Consigne
Reproduisez à l'identique toutes les lignes, depuis celle qui contient « Text: limestone is » jusqu'à celle qui contient « 272, 650, 343] », ces deux lignes comprises.

Éléments tirés d'un jeu de données
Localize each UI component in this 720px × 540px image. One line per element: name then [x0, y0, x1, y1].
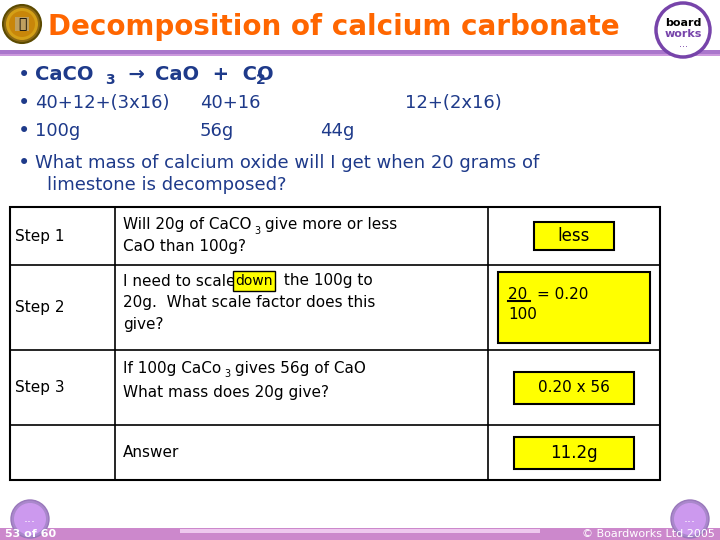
Text: limestone is decomposed?: limestone is decomposed?	[47, 176, 287, 194]
Text: ...: ...	[678, 39, 688, 49]
Circle shape	[9, 11, 35, 37]
Bar	[180, 529, 540, 533]
Text: CaO  +  CO: CaO + CO	[155, 65, 274, 84]
Text: 44g: 44g	[320, 122, 354, 140]
Bar	[0, 54, 720, 56]
Circle shape	[14, 503, 46, 535]
Text: 40+12+(3x16): 40+12+(3x16)	[35, 94, 169, 112]
Circle shape	[3, 5, 41, 43]
Text: I need to scale: I need to scale	[123, 273, 235, 288]
Text: •: •	[18, 65, 30, 85]
Text: down: down	[235, 274, 273, 288]
Text: 56g: 56g	[200, 122, 234, 140]
Bar	[0, 50, 720, 54]
Text: CaCO: CaCO	[35, 65, 94, 84]
Circle shape	[6, 8, 38, 40]
Text: 20g.  What scale factor does this: 20g. What scale factor does this	[123, 295, 375, 310]
Text: 20  = 0.20: 20 = 0.20	[508, 287, 588, 302]
Bar	[498, 272, 650, 343]
Text: •: •	[18, 121, 30, 141]
Text: •: •	[18, 93, 30, 113]
Text: Will 20g of CaCO: Will 20g of CaCO	[123, 218, 251, 233]
Bar	[514, 436, 634, 469]
Text: If 100g CaCo: If 100g CaCo	[123, 361, 221, 375]
Bar	[534, 222, 614, 250]
Bar	[514, 372, 634, 403]
Text: •: •	[18, 153, 30, 173]
Circle shape	[674, 503, 706, 535]
Text: ...: ...	[24, 512, 36, 525]
Text: ...: ...	[684, 512, 696, 525]
Text: CaO than 100g?: CaO than 100g?	[123, 240, 246, 254]
Text: Step 1: Step 1	[15, 228, 65, 244]
Text: What mass does 20g give?: What mass does 20g give?	[123, 384, 329, 400]
Bar	[15, 17, 29, 31]
Circle shape	[11, 500, 49, 538]
Text: Decomposition of calcium carbonate: Decomposition of calcium carbonate	[48, 13, 620, 41]
Text: gives 56g of CaO: gives 56g of CaO	[230, 361, 366, 375]
Circle shape	[671, 500, 709, 538]
Bar	[233, 271, 275, 291]
Text: works: works	[665, 29, 702, 39]
Text: 100g: 100g	[35, 122, 80, 140]
Bar	[0, 528, 720, 540]
Text: 0.20 x 56: 0.20 x 56	[538, 380, 610, 395]
Bar	[0, 480, 720, 505]
Text: 100: 100	[508, 307, 537, 322]
Text: © Boardworks Ltd 2005: © Boardworks Ltd 2005	[582, 529, 715, 539]
Text: 11.2g: 11.2g	[550, 443, 598, 462]
Text: give more or less: give more or less	[260, 218, 397, 233]
Text: 3: 3	[105, 73, 114, 87]
Text: 3: 3	[254, 226, 260, 236]
Text: Step 2: Step 2	[15, 300, 65, 315]
Text: give?: give?	[123, 318, 163, 333]
Text: 3: 3	[224, 369, 230, 379]
Circle shape	[656, 3, 710, 57]
Text: less: less	[558, 227, 590, 245]
Text: 53 of 60: 53 of 60	[5, 529, 56, 539]
Text: 12+(2x16): 12+(2x16)	[405, 94, 502, 112]
Text: 🧪: 🧪	[18, 17, 26, 31]
Text: 2: 2	[256, 73, 266, 87]
Bar	[0, 0, 720, 50]
Text: Answer: Answer	[123, 445, 179, 460]
Text: board: board	[665, 18, 701, 28]
Text: What mass of calcium oxide will I get when 20 grams of: What mass of calcium oxide will I get wh…	[35, 154, 539, 172]
Text: the 100g to: the 100g to	[279, 273, 373, 288]
Text: →: →	[115, 65, 158, 84]
Text: 40+16: 40+16	[200, 94, 261, 112]
Text: Step 3: Step 3	[15, 380, 65, 395]
Bar	[10, 207, 660, 480]
Bar	[10, 207, 660, 480]
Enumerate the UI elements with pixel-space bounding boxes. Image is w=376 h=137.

Résultat
Text: limestone is decomposed?: limestone is decomposed?	[47, 176, 287, 194]
Text: ...: ...	[678, 39, 688, 49]
Circle shape	[9, 11, 35, 37]
Bar	[180, 529, 540, 533]
Text: CaO  +  CO: CaO + CO	[155, 65, 274, 84]
Text: 44g: 44g	[320, 122, 354, 140]
Bar	[0, 54, 720, 56]
Circle shape	[14, 503, 46, 535]
Text: 40+12+(3x16): 40+12+(3x16)	[35, 94, 169, 112]
Circle shape	[3, 5, 41, 43]
Text: I need to scale: I need to scale	[123, 273, 235, 288]
Text: •: •	[18, 65, 30, 85]
Text: down: down	[235, 274, 273, 288]
Text: 56g: 56g	[200, 122, 234, 140]
Bar	[0, 50, 720, 54]
Text: CaCO: CaCO	[35, 65, 94, 84]
Circle shape	[6, 8, 38, 40]
Text: 20g.  What scale factor does this: 20g. What scale factor does this	[123, 295, 375, 310]
Text: 20  = 0.20: 20 = 0.20	[508, 287, 588, 302]
Bar	[498, 272, 650, 343]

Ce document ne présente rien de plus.